SET PROBLEM:
Filter this material down to the lines that hold "ylabel", copying each one.

DATASET RECORDS:
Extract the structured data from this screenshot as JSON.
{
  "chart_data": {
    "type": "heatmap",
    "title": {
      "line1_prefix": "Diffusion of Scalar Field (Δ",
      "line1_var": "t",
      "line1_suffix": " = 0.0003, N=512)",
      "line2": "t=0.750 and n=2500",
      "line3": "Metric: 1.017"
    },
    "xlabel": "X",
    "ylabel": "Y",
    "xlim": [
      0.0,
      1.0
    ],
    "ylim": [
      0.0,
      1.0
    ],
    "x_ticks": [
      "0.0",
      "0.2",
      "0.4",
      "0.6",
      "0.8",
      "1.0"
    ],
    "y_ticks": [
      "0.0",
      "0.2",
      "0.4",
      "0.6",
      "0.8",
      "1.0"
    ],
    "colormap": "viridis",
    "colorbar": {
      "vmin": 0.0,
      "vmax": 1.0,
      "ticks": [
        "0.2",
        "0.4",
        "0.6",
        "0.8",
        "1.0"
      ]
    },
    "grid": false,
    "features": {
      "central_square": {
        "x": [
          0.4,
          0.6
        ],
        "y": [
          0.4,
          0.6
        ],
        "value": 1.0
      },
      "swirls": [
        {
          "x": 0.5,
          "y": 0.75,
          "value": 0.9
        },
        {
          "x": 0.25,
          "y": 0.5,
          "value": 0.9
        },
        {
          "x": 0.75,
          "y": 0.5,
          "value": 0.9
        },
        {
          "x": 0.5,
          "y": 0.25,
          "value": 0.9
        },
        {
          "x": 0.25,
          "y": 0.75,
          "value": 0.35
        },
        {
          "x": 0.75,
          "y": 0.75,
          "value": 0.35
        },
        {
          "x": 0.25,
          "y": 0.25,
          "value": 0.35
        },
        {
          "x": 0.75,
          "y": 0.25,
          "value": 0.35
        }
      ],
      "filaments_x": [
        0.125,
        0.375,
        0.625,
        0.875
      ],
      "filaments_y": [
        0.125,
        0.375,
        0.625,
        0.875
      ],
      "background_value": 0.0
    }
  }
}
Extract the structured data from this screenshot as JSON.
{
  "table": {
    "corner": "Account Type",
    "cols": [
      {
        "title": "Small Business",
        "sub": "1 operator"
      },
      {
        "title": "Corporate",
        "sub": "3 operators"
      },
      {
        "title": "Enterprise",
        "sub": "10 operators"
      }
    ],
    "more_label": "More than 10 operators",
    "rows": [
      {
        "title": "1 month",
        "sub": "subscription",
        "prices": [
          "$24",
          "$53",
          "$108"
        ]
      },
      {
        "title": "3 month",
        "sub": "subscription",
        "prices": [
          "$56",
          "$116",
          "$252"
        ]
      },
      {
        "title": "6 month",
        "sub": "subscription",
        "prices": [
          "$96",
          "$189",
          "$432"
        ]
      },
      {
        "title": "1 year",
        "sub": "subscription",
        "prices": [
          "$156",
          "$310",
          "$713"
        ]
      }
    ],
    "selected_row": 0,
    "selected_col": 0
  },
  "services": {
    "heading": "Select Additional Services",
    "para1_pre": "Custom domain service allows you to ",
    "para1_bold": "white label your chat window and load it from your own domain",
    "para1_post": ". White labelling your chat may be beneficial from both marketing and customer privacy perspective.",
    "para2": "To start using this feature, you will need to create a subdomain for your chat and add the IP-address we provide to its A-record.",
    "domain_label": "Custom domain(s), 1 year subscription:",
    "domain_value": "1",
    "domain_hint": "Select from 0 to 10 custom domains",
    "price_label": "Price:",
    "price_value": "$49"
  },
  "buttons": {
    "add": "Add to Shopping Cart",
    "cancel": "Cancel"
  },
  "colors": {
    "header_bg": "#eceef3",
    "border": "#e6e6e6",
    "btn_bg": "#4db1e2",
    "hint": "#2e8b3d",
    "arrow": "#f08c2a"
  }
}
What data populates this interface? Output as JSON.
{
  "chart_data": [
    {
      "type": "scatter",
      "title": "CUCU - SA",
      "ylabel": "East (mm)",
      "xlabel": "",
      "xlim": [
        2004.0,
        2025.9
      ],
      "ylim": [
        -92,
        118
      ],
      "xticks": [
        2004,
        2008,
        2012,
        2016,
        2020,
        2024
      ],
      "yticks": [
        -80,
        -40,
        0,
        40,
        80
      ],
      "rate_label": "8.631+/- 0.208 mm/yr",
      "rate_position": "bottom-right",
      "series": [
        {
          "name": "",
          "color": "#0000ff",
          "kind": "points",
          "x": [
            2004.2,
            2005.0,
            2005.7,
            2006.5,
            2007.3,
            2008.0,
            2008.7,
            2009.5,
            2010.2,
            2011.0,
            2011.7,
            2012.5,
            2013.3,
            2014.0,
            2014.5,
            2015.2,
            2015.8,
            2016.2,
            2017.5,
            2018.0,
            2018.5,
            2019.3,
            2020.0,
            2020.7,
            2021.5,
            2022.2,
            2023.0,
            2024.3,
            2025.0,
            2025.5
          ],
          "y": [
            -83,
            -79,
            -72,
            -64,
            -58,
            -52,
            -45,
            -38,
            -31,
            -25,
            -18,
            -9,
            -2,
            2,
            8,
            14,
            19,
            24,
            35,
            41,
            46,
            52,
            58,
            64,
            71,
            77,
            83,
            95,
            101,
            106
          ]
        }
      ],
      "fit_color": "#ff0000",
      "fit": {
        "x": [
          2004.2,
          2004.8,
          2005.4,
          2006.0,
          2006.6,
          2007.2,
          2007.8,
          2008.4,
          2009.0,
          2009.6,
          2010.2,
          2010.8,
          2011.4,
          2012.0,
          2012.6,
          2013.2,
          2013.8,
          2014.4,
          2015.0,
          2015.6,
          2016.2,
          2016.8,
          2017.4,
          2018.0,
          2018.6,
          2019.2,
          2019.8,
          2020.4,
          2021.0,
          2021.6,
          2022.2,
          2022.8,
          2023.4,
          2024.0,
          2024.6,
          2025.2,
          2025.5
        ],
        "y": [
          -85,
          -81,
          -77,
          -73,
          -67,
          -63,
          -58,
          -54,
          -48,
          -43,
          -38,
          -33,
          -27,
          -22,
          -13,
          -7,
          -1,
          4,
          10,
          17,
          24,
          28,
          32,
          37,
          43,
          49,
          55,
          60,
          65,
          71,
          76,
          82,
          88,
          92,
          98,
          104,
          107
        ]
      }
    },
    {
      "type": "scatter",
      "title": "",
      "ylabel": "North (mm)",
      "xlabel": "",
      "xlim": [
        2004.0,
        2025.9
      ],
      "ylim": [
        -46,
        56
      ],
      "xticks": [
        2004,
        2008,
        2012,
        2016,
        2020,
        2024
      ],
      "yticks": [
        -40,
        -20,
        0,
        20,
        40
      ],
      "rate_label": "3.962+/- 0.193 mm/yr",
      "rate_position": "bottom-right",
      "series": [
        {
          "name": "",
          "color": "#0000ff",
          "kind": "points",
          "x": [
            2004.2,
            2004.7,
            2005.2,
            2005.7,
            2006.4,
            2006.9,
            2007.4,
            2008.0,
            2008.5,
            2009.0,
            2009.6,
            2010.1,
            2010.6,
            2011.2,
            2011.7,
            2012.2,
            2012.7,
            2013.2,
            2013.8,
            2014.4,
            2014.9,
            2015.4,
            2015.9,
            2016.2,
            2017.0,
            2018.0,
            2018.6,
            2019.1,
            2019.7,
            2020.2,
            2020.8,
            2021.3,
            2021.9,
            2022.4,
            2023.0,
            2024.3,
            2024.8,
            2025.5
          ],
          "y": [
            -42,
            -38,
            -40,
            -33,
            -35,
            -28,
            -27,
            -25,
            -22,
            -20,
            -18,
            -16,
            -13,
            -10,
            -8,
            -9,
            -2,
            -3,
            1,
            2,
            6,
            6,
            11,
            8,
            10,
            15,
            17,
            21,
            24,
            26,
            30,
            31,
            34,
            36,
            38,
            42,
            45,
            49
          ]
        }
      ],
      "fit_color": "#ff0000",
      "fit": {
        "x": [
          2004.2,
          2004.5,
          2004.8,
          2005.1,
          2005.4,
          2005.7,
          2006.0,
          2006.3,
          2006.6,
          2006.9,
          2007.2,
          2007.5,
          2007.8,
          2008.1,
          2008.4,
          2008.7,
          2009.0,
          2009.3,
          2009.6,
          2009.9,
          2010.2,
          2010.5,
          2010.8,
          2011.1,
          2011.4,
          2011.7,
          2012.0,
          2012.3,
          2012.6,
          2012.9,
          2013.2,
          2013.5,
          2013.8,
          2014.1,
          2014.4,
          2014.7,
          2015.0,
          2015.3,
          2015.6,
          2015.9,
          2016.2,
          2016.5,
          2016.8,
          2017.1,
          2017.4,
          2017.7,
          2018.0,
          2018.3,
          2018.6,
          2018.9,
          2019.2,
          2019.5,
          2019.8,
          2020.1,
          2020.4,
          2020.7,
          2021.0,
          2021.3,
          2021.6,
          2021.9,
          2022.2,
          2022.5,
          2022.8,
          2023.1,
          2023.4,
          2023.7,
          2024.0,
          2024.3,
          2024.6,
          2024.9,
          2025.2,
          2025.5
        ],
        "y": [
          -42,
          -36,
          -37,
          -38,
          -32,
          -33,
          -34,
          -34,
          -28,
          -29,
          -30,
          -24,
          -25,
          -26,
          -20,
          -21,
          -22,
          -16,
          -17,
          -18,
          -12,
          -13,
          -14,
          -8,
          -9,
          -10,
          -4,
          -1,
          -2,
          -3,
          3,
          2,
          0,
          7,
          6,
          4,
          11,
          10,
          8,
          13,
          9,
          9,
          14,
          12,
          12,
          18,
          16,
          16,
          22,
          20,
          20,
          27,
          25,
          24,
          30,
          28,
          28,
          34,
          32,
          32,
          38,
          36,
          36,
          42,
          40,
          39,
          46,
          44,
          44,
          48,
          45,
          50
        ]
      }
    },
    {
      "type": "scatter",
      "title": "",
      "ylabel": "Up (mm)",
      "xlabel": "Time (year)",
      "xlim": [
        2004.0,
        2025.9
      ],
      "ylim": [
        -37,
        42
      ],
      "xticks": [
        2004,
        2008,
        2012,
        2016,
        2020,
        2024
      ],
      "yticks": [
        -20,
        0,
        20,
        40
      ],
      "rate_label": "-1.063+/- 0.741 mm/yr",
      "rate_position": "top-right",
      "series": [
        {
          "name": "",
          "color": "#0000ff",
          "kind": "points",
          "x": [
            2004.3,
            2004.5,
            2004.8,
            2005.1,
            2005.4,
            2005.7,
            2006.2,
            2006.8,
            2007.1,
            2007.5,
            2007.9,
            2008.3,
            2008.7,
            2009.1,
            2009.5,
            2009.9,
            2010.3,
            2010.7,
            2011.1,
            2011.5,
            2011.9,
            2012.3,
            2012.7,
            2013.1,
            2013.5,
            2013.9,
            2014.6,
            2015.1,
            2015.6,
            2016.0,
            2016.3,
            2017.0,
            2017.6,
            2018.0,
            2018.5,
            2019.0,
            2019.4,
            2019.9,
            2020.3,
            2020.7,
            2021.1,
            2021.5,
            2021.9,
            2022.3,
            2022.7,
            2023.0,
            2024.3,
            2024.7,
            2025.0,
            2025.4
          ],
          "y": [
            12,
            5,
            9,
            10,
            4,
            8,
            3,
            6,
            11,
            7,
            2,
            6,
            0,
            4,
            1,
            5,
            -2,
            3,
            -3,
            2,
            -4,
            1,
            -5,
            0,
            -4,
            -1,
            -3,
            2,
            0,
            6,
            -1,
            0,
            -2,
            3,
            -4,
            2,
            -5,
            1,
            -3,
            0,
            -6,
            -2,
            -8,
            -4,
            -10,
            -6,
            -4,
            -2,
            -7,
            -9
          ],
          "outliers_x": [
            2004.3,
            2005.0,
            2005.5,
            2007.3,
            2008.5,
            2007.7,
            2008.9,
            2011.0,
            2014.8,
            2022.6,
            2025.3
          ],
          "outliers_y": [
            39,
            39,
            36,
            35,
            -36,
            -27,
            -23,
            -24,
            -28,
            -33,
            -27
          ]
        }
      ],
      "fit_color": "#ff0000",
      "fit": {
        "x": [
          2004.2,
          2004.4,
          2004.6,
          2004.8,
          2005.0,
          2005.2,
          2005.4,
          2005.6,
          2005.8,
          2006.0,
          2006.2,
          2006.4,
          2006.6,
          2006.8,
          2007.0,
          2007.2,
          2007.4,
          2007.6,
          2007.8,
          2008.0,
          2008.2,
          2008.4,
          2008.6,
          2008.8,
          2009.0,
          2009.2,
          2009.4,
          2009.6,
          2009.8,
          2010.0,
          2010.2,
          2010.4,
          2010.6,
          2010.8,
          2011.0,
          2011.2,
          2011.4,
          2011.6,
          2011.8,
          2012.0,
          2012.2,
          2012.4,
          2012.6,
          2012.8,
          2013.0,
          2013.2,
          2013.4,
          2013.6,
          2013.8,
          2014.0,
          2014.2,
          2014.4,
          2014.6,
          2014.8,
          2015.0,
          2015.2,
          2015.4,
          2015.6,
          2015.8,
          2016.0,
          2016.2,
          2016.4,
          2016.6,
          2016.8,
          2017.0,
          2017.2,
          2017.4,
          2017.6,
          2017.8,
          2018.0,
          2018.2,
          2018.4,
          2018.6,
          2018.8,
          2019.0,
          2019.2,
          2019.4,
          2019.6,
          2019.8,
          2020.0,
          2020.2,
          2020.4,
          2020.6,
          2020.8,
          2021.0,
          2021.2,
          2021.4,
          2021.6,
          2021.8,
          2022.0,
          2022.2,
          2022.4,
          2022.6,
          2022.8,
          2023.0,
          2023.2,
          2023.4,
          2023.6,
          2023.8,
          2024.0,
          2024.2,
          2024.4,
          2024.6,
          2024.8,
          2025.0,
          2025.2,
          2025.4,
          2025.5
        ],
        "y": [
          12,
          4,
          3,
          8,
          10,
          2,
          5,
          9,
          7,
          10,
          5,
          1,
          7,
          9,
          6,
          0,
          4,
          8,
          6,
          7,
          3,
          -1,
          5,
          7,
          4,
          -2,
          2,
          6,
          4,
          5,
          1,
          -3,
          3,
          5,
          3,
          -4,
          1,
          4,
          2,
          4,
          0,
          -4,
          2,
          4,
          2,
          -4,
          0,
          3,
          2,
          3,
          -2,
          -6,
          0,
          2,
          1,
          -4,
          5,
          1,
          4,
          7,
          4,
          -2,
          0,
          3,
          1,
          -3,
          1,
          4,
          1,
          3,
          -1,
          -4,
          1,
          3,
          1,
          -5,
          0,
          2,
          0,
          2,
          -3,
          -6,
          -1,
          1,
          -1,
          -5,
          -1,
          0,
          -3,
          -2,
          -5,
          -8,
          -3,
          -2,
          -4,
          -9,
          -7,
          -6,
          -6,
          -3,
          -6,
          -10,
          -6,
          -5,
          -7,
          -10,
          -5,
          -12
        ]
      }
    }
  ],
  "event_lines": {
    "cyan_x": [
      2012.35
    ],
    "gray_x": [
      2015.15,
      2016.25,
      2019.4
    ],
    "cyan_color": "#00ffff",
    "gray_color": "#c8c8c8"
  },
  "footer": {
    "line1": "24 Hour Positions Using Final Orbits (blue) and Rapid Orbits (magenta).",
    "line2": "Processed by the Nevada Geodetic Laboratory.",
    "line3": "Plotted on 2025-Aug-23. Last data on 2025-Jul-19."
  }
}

SOLVED PROBLEM:
    "ylabel": "Y",
      "ylabel": "East (mm)",
      "ylabel": "North (mm)",
      "ylabel": "Up (mm)",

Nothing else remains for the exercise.